Convert everything from the line containing "Decompose this screenshot" down to the line containing "block POLREG-3 <box>183 241 262 280</box>" into a JSON list of strings, one string per line, leaving out blank lines.
= = = = = = =
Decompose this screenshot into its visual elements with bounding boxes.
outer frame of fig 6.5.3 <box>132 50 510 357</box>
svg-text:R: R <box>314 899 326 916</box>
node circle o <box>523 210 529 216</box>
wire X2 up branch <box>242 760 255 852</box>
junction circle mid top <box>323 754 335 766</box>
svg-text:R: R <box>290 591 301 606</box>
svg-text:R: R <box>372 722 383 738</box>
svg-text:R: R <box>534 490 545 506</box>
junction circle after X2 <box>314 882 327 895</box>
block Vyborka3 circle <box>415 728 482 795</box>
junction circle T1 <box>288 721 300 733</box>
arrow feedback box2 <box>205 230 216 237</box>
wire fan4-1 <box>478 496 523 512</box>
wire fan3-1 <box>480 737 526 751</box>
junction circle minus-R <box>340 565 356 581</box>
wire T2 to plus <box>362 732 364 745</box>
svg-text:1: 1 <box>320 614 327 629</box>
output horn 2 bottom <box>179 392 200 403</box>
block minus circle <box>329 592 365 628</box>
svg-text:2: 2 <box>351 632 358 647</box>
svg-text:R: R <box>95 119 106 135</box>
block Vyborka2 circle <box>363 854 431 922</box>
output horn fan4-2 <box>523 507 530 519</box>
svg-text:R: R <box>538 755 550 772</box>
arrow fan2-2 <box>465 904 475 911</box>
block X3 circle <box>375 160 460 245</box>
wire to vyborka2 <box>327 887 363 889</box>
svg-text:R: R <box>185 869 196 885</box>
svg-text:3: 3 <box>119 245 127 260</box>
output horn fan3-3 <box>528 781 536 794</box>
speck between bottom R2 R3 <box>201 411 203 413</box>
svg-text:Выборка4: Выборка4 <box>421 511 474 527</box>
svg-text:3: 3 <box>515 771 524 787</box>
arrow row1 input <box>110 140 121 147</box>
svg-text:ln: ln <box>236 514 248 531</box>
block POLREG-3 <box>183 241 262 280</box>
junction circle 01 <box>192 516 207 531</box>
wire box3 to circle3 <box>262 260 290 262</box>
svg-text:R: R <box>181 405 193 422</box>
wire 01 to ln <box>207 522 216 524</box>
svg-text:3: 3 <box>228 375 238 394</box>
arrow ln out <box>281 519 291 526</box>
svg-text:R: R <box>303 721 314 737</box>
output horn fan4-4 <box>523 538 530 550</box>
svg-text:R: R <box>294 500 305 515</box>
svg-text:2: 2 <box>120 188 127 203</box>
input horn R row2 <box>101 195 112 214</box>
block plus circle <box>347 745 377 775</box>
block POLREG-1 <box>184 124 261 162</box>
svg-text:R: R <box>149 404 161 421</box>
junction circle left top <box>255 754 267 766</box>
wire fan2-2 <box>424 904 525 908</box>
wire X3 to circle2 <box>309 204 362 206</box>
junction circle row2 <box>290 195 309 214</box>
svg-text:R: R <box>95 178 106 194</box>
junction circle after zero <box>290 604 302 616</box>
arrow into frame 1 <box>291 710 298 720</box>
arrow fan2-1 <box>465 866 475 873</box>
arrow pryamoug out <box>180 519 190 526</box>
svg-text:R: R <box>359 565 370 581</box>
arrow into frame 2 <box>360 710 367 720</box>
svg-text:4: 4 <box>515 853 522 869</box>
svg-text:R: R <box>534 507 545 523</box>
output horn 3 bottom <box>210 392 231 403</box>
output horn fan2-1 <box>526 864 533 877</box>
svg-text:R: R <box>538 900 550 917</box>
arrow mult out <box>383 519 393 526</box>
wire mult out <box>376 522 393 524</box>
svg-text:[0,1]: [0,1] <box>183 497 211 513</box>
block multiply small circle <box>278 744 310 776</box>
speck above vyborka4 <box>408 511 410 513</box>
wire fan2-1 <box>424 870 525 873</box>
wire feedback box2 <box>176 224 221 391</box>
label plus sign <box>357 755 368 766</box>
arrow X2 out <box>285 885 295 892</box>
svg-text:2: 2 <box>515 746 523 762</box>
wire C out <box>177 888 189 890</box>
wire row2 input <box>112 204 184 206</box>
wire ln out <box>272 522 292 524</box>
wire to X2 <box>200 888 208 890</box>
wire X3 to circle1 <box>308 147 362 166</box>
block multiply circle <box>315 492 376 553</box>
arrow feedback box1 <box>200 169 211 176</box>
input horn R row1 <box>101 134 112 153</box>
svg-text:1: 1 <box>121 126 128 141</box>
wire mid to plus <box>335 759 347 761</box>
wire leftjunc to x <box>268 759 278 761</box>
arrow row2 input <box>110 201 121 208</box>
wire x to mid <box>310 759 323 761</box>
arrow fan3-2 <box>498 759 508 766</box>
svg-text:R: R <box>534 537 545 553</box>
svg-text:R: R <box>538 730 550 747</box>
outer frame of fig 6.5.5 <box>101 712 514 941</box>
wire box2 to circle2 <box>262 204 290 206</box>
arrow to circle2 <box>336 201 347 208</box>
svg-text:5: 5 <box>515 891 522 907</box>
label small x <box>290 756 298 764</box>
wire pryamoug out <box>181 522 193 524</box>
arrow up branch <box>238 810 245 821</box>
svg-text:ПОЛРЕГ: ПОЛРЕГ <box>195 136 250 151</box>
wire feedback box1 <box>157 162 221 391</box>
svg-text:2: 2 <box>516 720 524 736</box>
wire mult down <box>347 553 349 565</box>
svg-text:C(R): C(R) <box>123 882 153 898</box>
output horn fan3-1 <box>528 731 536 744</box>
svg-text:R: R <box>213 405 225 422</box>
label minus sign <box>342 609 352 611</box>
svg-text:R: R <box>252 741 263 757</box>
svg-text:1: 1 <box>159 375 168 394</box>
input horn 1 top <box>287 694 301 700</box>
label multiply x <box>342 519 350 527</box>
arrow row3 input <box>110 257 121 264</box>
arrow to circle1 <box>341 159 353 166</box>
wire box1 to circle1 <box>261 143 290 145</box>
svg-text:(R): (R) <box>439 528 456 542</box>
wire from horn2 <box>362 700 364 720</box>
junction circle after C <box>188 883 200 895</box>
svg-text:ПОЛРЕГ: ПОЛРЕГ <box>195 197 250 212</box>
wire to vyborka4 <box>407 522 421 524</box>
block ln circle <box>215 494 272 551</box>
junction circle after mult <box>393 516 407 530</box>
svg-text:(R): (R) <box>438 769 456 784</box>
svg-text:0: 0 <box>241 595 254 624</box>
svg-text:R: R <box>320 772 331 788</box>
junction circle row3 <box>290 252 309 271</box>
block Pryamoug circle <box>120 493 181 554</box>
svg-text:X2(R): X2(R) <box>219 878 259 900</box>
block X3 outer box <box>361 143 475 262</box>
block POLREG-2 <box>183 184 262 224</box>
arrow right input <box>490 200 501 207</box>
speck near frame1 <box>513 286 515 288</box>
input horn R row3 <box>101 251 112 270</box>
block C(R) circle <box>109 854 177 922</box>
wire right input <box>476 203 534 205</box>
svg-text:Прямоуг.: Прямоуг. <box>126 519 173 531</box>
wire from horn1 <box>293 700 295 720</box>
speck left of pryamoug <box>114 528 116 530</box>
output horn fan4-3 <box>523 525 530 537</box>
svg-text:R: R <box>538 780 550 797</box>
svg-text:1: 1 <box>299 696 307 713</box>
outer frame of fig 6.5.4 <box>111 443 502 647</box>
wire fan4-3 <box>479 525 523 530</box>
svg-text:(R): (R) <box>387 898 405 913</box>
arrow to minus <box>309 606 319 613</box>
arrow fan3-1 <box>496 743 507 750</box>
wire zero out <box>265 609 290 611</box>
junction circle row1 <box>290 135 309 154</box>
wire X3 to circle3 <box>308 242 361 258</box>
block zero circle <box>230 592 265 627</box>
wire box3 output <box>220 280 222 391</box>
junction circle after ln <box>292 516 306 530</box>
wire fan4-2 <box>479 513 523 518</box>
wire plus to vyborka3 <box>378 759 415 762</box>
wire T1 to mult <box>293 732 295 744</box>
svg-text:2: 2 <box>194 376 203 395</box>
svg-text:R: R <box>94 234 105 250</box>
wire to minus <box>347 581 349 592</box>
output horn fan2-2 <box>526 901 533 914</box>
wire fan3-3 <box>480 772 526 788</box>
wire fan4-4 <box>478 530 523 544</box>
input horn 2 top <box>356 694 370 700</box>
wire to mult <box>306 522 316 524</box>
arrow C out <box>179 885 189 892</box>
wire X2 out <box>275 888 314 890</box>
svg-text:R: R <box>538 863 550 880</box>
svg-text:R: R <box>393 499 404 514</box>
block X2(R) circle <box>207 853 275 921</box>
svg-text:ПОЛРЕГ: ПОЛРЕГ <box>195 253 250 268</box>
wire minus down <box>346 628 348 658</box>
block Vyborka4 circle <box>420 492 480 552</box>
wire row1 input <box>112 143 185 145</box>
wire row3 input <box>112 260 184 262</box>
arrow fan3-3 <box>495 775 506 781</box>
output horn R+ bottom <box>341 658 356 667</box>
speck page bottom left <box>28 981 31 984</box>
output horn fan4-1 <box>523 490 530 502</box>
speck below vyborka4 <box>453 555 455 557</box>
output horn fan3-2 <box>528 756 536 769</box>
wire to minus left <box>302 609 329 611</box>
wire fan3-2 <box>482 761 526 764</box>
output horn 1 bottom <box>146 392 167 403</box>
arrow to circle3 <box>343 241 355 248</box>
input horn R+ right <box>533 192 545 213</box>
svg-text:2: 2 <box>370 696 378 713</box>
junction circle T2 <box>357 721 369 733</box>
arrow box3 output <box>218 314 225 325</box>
= = = = = = =
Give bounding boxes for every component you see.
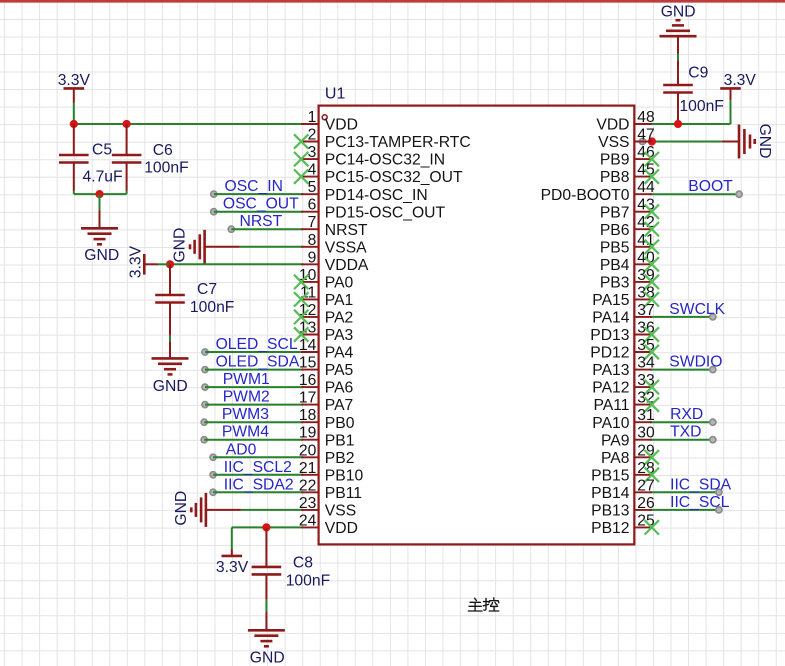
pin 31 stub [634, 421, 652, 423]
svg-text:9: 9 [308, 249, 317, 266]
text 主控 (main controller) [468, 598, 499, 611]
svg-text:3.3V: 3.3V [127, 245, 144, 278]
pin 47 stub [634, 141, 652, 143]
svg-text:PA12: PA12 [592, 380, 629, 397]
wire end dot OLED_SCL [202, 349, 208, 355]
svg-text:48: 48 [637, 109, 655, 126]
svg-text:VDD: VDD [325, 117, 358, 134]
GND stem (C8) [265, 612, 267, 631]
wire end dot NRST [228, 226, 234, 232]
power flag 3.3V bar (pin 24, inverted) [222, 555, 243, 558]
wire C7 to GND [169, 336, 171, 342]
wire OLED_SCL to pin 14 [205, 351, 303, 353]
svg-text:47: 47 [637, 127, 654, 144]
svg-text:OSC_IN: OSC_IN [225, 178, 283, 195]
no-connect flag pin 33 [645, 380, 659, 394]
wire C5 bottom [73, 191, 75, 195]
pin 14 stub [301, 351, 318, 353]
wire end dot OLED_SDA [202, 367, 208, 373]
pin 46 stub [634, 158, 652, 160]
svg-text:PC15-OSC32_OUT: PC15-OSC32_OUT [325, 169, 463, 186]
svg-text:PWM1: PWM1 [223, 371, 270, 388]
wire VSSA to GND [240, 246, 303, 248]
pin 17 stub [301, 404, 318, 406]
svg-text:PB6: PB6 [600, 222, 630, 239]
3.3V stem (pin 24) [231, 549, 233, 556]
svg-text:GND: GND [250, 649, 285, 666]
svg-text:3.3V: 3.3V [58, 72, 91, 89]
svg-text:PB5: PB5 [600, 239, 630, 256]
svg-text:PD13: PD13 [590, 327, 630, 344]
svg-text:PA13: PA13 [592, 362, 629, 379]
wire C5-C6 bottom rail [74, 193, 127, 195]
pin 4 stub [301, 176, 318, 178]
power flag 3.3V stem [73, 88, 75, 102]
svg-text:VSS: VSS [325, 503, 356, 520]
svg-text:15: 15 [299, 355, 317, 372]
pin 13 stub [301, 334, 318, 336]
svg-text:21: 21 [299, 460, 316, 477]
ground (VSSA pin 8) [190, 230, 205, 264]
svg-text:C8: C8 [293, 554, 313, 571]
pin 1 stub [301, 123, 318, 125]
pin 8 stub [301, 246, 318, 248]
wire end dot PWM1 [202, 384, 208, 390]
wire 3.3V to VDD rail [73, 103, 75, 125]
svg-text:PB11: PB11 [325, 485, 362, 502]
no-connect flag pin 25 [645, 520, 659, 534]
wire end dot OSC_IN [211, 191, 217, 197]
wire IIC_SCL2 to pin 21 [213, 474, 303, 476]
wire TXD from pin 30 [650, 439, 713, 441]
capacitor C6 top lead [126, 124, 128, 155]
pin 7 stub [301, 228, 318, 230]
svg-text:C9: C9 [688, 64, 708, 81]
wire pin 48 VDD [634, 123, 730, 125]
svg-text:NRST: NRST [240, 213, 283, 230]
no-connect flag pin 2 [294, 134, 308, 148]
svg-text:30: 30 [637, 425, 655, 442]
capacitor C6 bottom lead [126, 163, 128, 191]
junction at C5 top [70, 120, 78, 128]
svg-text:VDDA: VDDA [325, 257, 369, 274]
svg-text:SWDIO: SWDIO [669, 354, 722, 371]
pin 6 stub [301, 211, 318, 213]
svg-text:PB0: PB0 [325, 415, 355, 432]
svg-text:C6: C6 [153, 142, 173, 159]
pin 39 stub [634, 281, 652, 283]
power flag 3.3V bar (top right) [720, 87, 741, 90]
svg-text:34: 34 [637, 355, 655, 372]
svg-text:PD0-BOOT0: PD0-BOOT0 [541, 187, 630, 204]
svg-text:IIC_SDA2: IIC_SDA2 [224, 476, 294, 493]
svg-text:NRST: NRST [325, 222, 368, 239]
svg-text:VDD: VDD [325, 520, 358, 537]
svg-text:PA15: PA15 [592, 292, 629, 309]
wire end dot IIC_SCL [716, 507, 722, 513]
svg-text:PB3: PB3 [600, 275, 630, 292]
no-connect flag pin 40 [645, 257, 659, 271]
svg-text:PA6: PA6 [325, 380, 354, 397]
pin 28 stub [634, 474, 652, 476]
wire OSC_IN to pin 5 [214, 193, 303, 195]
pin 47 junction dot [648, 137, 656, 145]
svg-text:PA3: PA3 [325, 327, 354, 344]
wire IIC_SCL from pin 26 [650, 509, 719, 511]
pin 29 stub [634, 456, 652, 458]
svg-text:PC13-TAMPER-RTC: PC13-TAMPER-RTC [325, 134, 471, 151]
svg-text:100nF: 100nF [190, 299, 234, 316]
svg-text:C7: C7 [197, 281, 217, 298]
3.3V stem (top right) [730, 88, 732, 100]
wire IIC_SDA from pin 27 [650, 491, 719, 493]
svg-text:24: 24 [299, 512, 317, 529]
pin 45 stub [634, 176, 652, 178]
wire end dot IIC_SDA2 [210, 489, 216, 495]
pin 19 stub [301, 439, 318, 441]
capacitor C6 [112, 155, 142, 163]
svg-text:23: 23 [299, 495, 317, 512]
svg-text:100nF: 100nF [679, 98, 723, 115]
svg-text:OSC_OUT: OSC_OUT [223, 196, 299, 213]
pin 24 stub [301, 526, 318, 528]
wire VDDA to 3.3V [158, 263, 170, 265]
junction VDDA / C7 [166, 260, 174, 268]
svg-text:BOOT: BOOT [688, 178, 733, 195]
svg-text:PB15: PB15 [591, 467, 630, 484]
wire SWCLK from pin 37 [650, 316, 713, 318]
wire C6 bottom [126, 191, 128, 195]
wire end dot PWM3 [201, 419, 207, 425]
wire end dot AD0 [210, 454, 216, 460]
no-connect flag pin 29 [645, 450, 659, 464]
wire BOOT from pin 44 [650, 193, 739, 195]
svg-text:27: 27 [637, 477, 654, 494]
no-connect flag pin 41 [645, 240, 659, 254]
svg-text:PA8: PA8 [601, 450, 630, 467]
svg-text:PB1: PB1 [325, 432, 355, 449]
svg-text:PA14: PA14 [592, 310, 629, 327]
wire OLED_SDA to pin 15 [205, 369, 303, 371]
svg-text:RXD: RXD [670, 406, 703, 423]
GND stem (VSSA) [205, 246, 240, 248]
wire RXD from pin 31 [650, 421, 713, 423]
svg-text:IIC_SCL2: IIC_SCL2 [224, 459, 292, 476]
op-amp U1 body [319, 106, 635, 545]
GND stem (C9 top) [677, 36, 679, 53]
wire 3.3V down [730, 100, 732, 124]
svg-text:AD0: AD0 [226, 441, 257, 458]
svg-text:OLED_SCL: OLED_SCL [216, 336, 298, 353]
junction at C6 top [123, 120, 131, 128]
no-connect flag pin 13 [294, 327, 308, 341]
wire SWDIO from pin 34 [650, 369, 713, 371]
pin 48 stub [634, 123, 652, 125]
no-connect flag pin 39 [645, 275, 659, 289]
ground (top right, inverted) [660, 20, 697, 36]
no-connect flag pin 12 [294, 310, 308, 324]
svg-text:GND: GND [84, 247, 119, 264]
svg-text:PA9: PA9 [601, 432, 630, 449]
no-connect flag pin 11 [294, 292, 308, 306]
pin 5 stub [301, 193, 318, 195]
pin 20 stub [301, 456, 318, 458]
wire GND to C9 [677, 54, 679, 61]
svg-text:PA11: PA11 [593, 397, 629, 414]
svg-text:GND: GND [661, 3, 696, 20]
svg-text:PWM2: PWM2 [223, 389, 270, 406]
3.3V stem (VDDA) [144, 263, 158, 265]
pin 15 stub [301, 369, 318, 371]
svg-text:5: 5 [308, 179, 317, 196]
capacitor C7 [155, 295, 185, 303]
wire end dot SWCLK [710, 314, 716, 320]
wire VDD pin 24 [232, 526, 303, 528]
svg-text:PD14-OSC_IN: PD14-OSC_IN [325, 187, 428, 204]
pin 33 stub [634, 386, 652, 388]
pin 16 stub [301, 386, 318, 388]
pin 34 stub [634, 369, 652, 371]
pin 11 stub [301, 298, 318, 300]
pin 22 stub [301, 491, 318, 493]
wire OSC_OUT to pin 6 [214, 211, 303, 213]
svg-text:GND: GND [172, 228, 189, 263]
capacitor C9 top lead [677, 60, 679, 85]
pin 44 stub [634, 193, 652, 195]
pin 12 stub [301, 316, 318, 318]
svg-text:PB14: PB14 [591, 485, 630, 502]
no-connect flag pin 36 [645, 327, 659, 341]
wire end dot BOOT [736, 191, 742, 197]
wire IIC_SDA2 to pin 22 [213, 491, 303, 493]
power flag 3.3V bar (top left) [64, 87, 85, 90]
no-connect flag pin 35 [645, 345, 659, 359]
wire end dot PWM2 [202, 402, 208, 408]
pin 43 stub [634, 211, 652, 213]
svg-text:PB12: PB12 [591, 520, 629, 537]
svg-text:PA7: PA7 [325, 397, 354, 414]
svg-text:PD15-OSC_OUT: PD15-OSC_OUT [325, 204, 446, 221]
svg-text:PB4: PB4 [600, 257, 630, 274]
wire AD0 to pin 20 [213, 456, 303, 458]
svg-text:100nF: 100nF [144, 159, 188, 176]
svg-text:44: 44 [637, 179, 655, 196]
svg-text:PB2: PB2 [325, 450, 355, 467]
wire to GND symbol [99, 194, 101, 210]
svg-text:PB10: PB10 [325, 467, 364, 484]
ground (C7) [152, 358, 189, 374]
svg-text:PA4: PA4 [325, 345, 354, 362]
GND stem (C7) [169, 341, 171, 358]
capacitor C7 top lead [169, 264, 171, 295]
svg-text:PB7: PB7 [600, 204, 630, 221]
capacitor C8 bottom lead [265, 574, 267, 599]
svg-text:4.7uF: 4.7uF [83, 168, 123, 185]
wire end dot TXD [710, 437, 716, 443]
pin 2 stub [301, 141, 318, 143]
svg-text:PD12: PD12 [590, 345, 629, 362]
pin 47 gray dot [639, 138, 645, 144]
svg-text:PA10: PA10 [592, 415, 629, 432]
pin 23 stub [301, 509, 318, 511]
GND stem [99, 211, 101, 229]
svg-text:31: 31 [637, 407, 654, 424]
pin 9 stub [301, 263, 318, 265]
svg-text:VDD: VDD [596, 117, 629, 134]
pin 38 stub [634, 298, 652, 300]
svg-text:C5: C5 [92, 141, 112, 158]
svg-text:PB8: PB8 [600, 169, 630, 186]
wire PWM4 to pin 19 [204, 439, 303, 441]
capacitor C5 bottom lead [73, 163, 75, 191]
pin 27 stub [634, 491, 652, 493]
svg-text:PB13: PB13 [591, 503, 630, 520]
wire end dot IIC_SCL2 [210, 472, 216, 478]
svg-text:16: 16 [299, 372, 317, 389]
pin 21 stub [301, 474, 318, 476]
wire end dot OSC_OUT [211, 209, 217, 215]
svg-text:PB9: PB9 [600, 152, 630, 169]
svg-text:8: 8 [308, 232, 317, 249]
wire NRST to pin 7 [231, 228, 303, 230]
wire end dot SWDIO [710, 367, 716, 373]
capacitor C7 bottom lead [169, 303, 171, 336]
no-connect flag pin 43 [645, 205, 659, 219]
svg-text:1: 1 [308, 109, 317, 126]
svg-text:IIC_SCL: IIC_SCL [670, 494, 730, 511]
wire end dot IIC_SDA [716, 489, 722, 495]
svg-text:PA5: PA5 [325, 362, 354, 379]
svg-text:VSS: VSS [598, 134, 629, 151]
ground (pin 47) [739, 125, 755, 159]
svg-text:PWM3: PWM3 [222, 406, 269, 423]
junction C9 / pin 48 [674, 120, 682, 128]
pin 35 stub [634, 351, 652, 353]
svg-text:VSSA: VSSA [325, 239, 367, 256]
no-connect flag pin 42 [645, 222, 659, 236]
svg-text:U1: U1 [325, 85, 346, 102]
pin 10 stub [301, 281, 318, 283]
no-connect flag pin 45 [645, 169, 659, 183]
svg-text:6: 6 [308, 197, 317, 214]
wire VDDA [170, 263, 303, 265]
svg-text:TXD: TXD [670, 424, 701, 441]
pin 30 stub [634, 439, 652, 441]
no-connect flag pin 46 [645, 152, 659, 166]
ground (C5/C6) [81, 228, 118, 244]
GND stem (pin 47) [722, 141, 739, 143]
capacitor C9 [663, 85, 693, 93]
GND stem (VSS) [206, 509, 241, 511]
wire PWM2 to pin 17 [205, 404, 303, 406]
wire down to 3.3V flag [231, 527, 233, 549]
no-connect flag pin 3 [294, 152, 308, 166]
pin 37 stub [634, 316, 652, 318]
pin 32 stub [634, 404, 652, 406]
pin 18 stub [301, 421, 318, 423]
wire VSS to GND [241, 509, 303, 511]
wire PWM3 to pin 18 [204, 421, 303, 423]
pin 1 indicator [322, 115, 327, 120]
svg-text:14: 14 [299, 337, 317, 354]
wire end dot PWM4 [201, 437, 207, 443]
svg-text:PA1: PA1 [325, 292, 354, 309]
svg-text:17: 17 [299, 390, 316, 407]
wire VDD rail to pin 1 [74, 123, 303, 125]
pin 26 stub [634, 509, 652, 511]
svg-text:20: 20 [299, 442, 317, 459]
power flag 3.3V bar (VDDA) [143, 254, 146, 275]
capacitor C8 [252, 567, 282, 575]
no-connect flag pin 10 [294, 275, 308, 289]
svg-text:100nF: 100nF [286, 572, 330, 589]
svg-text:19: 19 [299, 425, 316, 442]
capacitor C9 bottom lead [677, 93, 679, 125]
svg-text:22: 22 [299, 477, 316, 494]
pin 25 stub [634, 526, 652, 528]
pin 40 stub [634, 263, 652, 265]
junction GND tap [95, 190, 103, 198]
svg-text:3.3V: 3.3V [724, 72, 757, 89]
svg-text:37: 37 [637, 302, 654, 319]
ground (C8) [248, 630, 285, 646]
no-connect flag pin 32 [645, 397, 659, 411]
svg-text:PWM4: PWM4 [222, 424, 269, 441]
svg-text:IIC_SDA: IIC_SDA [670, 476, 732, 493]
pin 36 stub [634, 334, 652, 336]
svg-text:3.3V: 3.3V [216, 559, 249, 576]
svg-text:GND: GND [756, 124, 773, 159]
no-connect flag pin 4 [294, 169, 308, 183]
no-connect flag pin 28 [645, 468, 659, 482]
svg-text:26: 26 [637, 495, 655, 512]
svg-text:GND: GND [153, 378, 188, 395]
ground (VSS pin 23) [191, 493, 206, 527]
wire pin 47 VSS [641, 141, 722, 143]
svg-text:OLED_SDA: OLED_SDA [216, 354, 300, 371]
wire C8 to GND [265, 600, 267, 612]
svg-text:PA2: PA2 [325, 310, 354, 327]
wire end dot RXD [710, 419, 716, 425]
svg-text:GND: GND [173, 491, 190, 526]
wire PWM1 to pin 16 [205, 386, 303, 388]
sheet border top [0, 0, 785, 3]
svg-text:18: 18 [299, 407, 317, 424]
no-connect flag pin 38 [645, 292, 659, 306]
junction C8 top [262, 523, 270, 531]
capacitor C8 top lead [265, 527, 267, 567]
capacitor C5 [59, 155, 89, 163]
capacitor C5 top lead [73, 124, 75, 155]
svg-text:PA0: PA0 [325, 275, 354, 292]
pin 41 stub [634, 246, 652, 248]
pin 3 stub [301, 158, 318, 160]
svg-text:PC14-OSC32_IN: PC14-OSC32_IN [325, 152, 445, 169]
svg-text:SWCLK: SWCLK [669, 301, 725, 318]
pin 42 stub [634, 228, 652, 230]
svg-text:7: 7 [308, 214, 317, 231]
= = = = = = =
◆ Correct output ◆
[
  "Decompose this screenshot into its visual elements with bounding boxes.",
  "outer frame of fig 6.5.3 <box>132 50 510 357</box>",
  "svg-text:R: R <box>314 899 326 916</box>",
  "node circle o <box>523 210 529 216</box>",
  "wire X2 up branch <box>242 760 255 852</box>",
  "junction circle mid top <box>323 754 335 766</box>",
  "svg-text:R: R <box>290 591 301 606</box>",
  "svg-text:R: R <box>372 722 383 738</box>",
  "svg-text:R: R <box>534 490 545 506</box>",
  "junction circle after X2 <box>314 882 327 895</box>",
  "block Vyborka3 circle <box>415 728 482 795</box>",
  "junction circle T1 <box>288 721 300 733</box>",
  "arrow feedback box2 <box>205 230 216 237</box>",
  "wire fan4-1 <box>478 496 523 512</box>",
  "wire fan3-1 <box>480 737 526 751</box>",
  "junction circle minus-R <box>340 565 356 581</box>",
  "wire T2 to plus <box>362 732 364 745</box>",
  "svg-text:1: 1 <box>320 614 327 629</box>",
  "output horn 2 bottom <box>179 392 200 403</box>",
  "block minus circle <box>329 592 365 628</box>",
  "svg-text:2: 2 <box>351 632 358 647</box>",
  "svg-text:R: R <box>95 119 106 135</box>",
  "block Vyborka2 circle <box>363 854 431 922</box>",
  "output horn fan4-2 <box>523 507 530 519</box>",
  "svg-text:R: R <box>538 755 550 772</box>",
  "arrow fan2-2 <box>465 904 475 911</box>",
  "block X3 circle <box>375 160 460 245</box>",
  "wire to vyborka2 <box>327 887 363 889</box>",
  "svg-text:R: R <box>185 869 196 885</box>",
  "svg-text:3: 3 <box>119 245 127 260</box>",
  "output horn fan3-3 <box>528 781 536 794</box>",
  "speck between bottom R2 R3 <box>201 411 203 413</box>",
  "svg-text:Выборка4: Выборка4 <box>421 511 474 527</box>",
  "svg-text:3: 3 <box>515 771 524 787</box>",
  "arrow row1 input <box>110 140 121 147</box>",
  "svg-text:ln: ln <box>236 514 248 531</box>",
  "block POLREG-3 <box>183 241 262 280</box>"
]